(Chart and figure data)
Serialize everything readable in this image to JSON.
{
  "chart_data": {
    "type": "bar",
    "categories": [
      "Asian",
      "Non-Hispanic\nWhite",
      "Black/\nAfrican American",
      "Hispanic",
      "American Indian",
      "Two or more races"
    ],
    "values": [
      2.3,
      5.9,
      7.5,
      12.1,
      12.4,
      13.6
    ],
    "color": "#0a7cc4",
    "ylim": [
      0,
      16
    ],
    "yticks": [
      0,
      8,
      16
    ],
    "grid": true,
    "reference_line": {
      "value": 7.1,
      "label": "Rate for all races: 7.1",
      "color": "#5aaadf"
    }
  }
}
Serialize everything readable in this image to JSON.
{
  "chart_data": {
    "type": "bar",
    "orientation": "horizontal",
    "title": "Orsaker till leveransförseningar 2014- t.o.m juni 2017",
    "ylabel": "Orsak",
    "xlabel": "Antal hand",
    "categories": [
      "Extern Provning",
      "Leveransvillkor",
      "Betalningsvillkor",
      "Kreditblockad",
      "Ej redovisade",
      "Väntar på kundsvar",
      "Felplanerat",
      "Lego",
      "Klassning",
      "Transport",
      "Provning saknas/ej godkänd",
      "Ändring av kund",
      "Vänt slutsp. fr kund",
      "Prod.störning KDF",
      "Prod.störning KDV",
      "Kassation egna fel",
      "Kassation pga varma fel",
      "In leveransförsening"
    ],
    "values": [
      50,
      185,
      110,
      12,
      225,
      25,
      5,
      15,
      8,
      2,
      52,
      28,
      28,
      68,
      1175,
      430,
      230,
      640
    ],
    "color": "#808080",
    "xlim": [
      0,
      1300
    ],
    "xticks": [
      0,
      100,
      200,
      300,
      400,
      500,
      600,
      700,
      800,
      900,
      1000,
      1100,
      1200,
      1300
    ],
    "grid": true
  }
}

▸ **Exercise brief**
Retype the material in full, character for character.

▸ **Answer**
Serialize everything readable in this image to JSON.
{
  "chart_data": {
    "type": "bar",
    "categories": [
      "Asian",
      "Non-Hispanic\nWhite",
      "Black/\nAfrican American",
      "Hispanic",
      "American Indian",
      "Two or more races"
    ],
    "values": [
      2.3,
      5.9,
      7.5,
      12.1,
      12.4,
      13.6
    ],
    "color": "#0a7cc4",
    "ylim": [
      0,
      16
    ],
    "yticks": [
      0,
      8,
      16
    ],
    "grid": true,
    "reference_line": {
      "value": 7.1,
      "label": "Rate for all races: 7.1",
      "color": "#5aaadf"
    }
  }
}
Serialize everything readable in this image to JSON.
{
  "chart_data": {
    "type": "bar",
    "orientation": "horizontal",
    "title": "Orsaker till leveransförseningar 2014- t.o.m juni 2017",
    "ylabel": "Orsak",
    "xlabel": "Antal hand",
    "categories": [
      "Extern Provning",
      "Leveransvillkor",
      "Betalningsvillkor",
      "Kreditblockad",
      "Ej redovisade",
      "Väntar på kundsvar",
      "Felplanerat",
      "Lego",
      "Klassning",
      "Transport",
      "Provning saknas/ej godkänd",
      "Ändring av kund",
      "Vänt slutsp. fr kund",
      "Prod.störning KDF",
      "Prod.störning KDV",
      "Kassation egna fel",
      "Kassation pga varma fel",
      "In leveransförsening"
    ],
    "values": [
      50,
      185,
      110,
      12,
      225,
      25,
      5,
      15,
      8,
      2,
      52,
      28,
      28,
      68,
      1175,
      430,
      230,
      640
    ],
    "color": "#808080",
    "xlim": [
      0,
      1300
    ],
    "xticks": [
      0,
      100,
      200,
      300,
      400,
      500,
      600,
      700,
      800,
      900,
      1000,
      1100,
      1200,
      1300
    ],
    "grid": true
  }
}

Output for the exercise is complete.